### [PROBLEM DESCRIPTION]
Tally the lines that include the word "this" and reply with nothing but the total.

### [DATASET RECORDS]
>>>

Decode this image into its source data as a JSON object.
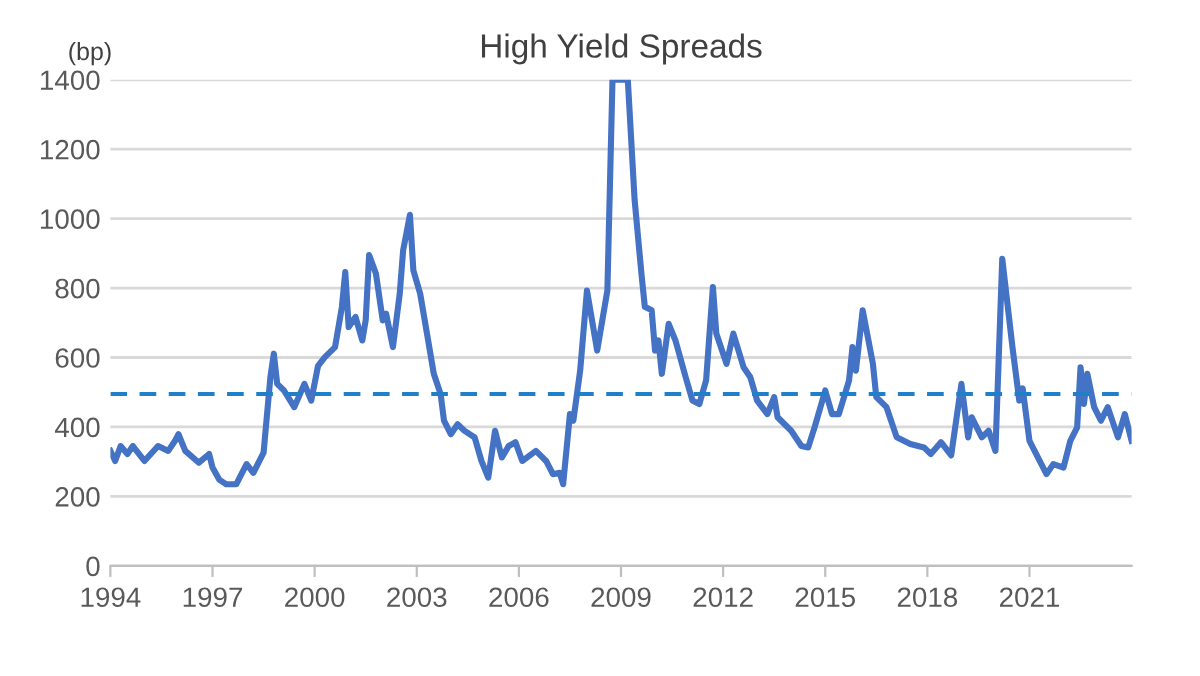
{
  "chart_data": {
    "type": "line",
    "title": "High Yield Spreads",
    "ylabel": "(bp)",
    "x": [
      1994.0,
      1994.14,
      1994.3,
      1994.5,
      1994.66,
      1995.0,
      1995.4,
      1995.7,
      1995.9,
      1996.0,
      1996.2,
      1996.6,
      1996.9,
      1997.0,
      1997.2,
      1997.4,
      1997.7,
      1998.0,
      1998.2,
      1998.5,
      1998.7,
      1998.8,
      1998.9,
      1999.1,
      1999.4,
      1999.7,
      1999.9,
      2000.1,
      2000.3,
      2000.6,
      2000.8,
      2000.9,
      2001.0,
      2001.2,
      2001.4,
      2001.5,
      2001.6,
      2001.8,
      2002.0,
      2002.1,
      2002.3,
      2002.5,
      2002.6,
      2002.8,
      2002.9,
      2003.1,
      2003.3,
      2003.5,
      2003.7,
      2003.8,
      2004.0,
      2004.2,
      2004.4,
      2004.7,
      2004.9,
      2005.1,
      2005.3,
      2005.5,
      2005.7,
      2005.9,
      2006.1,
      2006.5,
      2006.8,
      2007.0,
      2007.2,
      2007.3,
      2007.5,
      2007.6,
      2007.8,
      2008.0,
      2008.3,
      2008.6,
      2008.75,
      2009.2,
      2009.4,
      2009.6,
      2009.7,
      2009.9,
      2010.0,
      2010.1,
      2010.2,
      2010.4,
      2010.6,
      2010.9,
      2011.1,
      2011.3,
      2011.5,
      2011.7,
      2011.8,
      2012.1,
      2012.3,
      2012.6,
      2012.8,
      2013.0,
      2013.3,
      2013.5,
      2013.6,
      2014.0,
      2014.3,
      2014.5,
      2014.7,
      2015.0,
      2015.2,
      2015.4,
      2015.7,
      2015.8,
      2015.9,
      2016.1,
      2016.4,
      2016.5,
      2016.8,
      2017.1,
      2017.5,
      2017.9,
      2018.1,
      2018.4,
      2018.7,
      2019.0,
      2019.2,
      2019.3,
      2019.6,
      2019.8,
      2020.0,
      2020.2,
      2020.5,
      2020.7,
      2020.8,
      2021.0,
      2021.3,
      2021.5,
      2021.7,
      2022.0,
      2022.2,
      2022.4,
      2022.5,
      2022.6,
      2022.7,
      2022.9,
      2023.1,
      2023.3,
      2023.6,
      2023.8,
      2024.0
    ],
    "series": [
      {
        "color": "#4472c4",
        "values": [
          331,
          302,
          345,
          322,
          345,
          302,
          345,
          331,
          360,
          379,
          331,
          297,
          322,
          283,
          248,
          235,
          235,
          293,
          268,
          326,
          543,
          611,
          524,
          505,
          457,
          524,
          476,
          576,
          601,
          630,
          745,
          846,
          688,
          717,
          649,
          707,
          895,
          842,
          707,
          726,
          630,
          784,
          909,
          1011,
          851,
          784,
          669,
          553,
          495,
          418,
          379,
          408,
          389,
          370,
          302,
          254,
          389,
          312,
          345,
          356,
          302,
          331,
          302,
          264,
          268,
          235,
          437,
          418,
          562,
          793,
          620,
          793,
          1400,
          1400,
          1054,
          842,
          746,
          736,
          620,
          649,
          553,
          697,
          649,
          543,
          476,
          466,
          534,
          803,
          669,
          582,
          669,
          572,
          543,
          476,
          437,
          486,
          428,
          389,
          345,
          341,
          403,
          505,
          437,
          437,
          534,
          630,
          562,
          736,
          582,
          486,
          457,
          370,
          351,
          341,
          322,
          356,
          318,
          524,
          370,
          428,
          370,
          389,
          331,
          884,
          630,
          476,
          511,
          360,
          302,
          264,
          293,
          283,
          360,
          399,
          572,
          466,
          553,
          457,
          418,
          457,
          370,
          437,
          360
        ]
      }
    ],
    "xlim": [
      1994,
      2024
    ],
    "xticks": [
      1994,
      1997,
      2000,
      2003,
      2006,
      2009,
      2012,
      2015,
      2018,
      2021
    ],
    "ylim": [
      0,
      1400
    ],
    "yticks": [
      0,
      200,
      400,
      600,
      800,
      1000,
      1200,
      1400
    ],
    "grid": "y",
    "line_style": "solid",
    "marker": "none",
    "ref_lines": [
      {
        "axis": "y",
        "value": 495,
        "color": "#1f7fc8",
        "line_style": "dashed"
      }
    ]
  }
}
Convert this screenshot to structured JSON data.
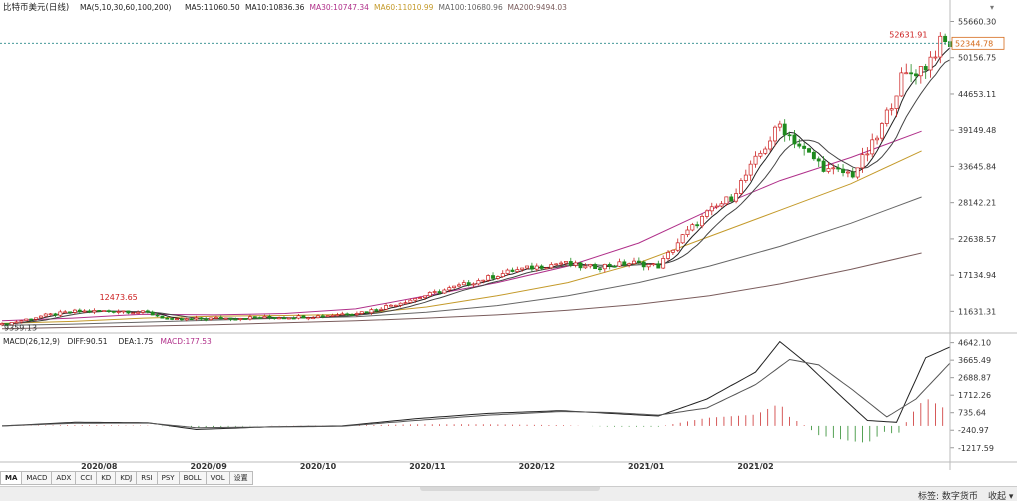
{
  "chart_data": [
    {
      "type": "candlestick",
      "title": "比特币美元(日线)",
      "ma_legend": [
        {
          "label": "MA(5,10,30,60,100,200)",
          "color": "#222222"
        },
        {
          "label": "MA5:11060.50",
          "color": "#222222"
        },
        {
          "label": "MA10:10836.36",
          "color": "#222222"
        },
        {
          "label": "MA30:10747.34",
          "color": "#b0308a"
        },
        {
          "label": "MA60:11010.99",
          "color": "#c49a2a"
        },
        {
          "label": "MA100:10680.96",
          "color": "#666666"
        },
        {
          "label": "MA200:9494.03",
          "color": "#7a5c5c"
        }
      ],
      "y_ticks": [
        "55660.30",
        "50156.75",
        "44653.11",
        "39149.48",
        "33645.84",
        "28142.21",
        "22638.57",
        "17134.94",
        "11631.31"
      ],
      "y_tick_values": [
        55660.3,
        50156.75,
        44653.11,
        39149.48,
        33645.84,
        28142.21,
        22638.57,
        17134.94,
        11631.31
      ],
      "ylim": [
        8800,
        56800
      ],
      "x_labels": [
        "2020/08",
        "2020/09",
        "2020/10",
        "2020/11",
        "2020/12",
        "2021/01",
        "2021/02"
      ],
      "annotations": {
        "high": "52631.91",
        "low": "9359.13",
        "local_high": "12473.65",
        "current": "52344.78"
      },
      "colors": {
        "up": "#cc2020",
        "down": "#1e8a1e",
        "current_line": "#2a8a8a",
        "current_label": "#d46a1a"
      },
      "closes": [
        {
          "x": 0,
          "y": 9600
        },
        {
          "x": 8,
          "y": 10900
        },
        {
          "x": 15,
          "y": 11600
        },
        {
          "x": 25,
          "y": 11700
        },
        {
          "x": 30,
          "y": 11400
        },
        {
          "x": 35,
          "y": 10300
        },
        {
          "x": 45,
          "y": 10600
        },
        {
          "x": 55,
          "y": 10700
        },
        {
          "x": 65,
          "y": 10900
        },
        {
          "x": 75,
          "y": 11600
        },
        {
          "x": 85,
          "y": 13600
        },
        {
          "x": 95,
          "y": 15700
        },
        {
          "x": 105,
          "y": 17800
        },
        {
          "x": 115,
          "y": 19000
        },
        {
          "x": 120,
          "y": 18300
        },
        {
          "x": 130,
          "y": 19000
        },
        {
          "x": 135,
          "y": 18500
        },
        {
          "x": 140,
          "y": 23000
        },
        {
          "x": 145,
          "y": 26500
        },
        {
          "x": 150,
          "y": 29000
        },
        {
          "x": 155,
          "y": 34500
        },
        {
          "x": 160,
          "y": 40000
        },
        {
          "x": 165,
          "y": 36000
        },
        {
          "x": 170,
          "y": 33000
        },
        {
          "x": 175,
          "y": 32500
        },
        {
          "x": 180,
          "y": 38000
        },
        {
          "x": 185,
          "y": 47000
        },
        {
          "x": 190,
          "y": 49000
        },
        {
          "x": 193,
          "y": 52300
        }
      ],
      "ma_series": [
        {
          "label": "MA30",
          "color": "#b0308a",
          "y": [
            10200,
            10600,
            11200,
            11100,
            11300,
            12000,
            14000,
            16000,
            18500,
            22000,
            27000,
            31500,
            35000,
            39000
          ]
        },
        {
          "label": "MA60",
          "color": "#c49a2a",
          "y": [
            9800,
            10100,
            10600,
            10900,
            11000,
            11200,
            12300,
            14000,
            16000,
            19000,
            23000,
            27000,
            31000,
            36000
          ]
        },
        {
          "label": "MA100",
          "color": "#666666",
          "y": [
            9500,
            9700,
            10000,
            10300,
            10600,
            10800,
            11500,
            12500,
            14000,
            16000,
            18500,
            21500,
            25000,
            29000
          ]
        },
        {
          "label": "MA200",
          "color": "#7a5c5c",
          "y": [
            9000,
            9200,
            9400,
            9600,
            9900,
            10200,
            10600,
            11100,
            11800,
            12700,
            14000,
            15800,
            18000,
            20500
          ]
        }
      ]
    },
    {
      "type": "macd",
      "title": "MACD(26,12,9)",
      "legend": [
        {
          "label": "MACD(26,12,9)",
          "color": "#222222"
        },
        {
          "label": "DIFF:90.51",
          "color": "#222222"
        },
        {
          "label": "DEA:1.75",
          "color": "#222222"
        },
        {
          "label": "MACD:177.53",
          "color": "#b0308a"
        }
      ],
      "y_ticks": [
        "4642.10",
        "3665.49",
        "2688.87",
        "1712.26",
        "735.64",
        "-240.97",
        "-1217.59"
      ],
      "y_tick_values": [
        4642.1,
        3665.49,
        2688.87,
        1712.26,
        735.64,
        -240.97,
        -1217.59
      ],
      "ylim": [
        -1900,
        4900
      ],
      "diff": [
        {
          "x": 0,
          "y": 0
        },
        {
          "x": 15,
          "y": 200
        },
        {
          "x": 30,
          "y": 180
        },
        {
          "x": 40,
          "y": -200
        },
        {
          "x": 55,
          "y": -50
        },
        {
          "x": 70,
          "y": 0
        },
        {
          "x": 85,
          "y": 400
        },
        {
          "x": 100,
          "y": 700
        },
        {
          "x": 115,
          "y": 850
        },
        {
          "x": 125,
          "y": 700
        },
        {
          "x": 135,
          "y": 550
        },
        {
          "x": 145,
          "y": 1500
        },
        {
          "x": 155,
          "y": 3000
        },
        {
          "x": 160,
          "y": 4700
        },
        {
          "x": 165,
          "y": 3600
        },
        {
          "x": 172,
          "y": 1800
        },
        {
          "x": 178,
          "y": 300
        },
        {
          "x": 184,
          "y": 200
        },
        {
          "x": 190,
          "y": 3800
        },
        {
          "x": 195,
          "y": 4400
        }
      ],
      "dea": [
        {
          "x": 0,
          "y": 0
        },
        {
          "x": 15,
          "y": 150
        },
        {
          "x": 30,
          "y": 160
        },
        {
          "x": 40,
          "y": -100
        },
        {
          "x": 55,
          "y": -60
        },
        {
          "x": 70,
          "y": -20
        },
        {
          "x": 85,
          "y": 300
        },
        {
          "x": 100,
          "y": 600
        },
        {
          "x": 115,
          "y": 800
        },
        {
          "x": 125,
          "y": 750
        },
        {
          "x": 135,
          "y": 600
        },
        {
          "x": 145,
          "y": 1000
        },
        {
          "x": 155,
          "y": 2300
        },
        {
          "x": 162,
          "y": 3700
        },
        {
          "x": 168,
          "y": 3400
        },
        {
          "x": 175,
          "y": 2000
        },
        {
          "x": 182,
          "y": 500
        },
        {
          "x": 188,
          "y": 1500
        },
        {
          "x": 195,
          "y": 3500
        }
      ],
      "hist_desc": "histogram bars follow DIFF - DEA: small near zero until late 2020, positive bars Dec-Jan, negative bars late Jan, positive bars February"
    }
  ],
  "tabs": [
    "MA",
    "MACD",
    "ADX",
    "CCI",
    "KD",
    "KDJ",
    "RSI",
    "PSY",
    "BOLL",
    "VOL",
    "设置"
  ],
  "footer": {
    "tag": "标签: 数字货币",
    "collapse": "收起 ▾"
  }
}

<<<

### [WRITTEN SOLUTION]
2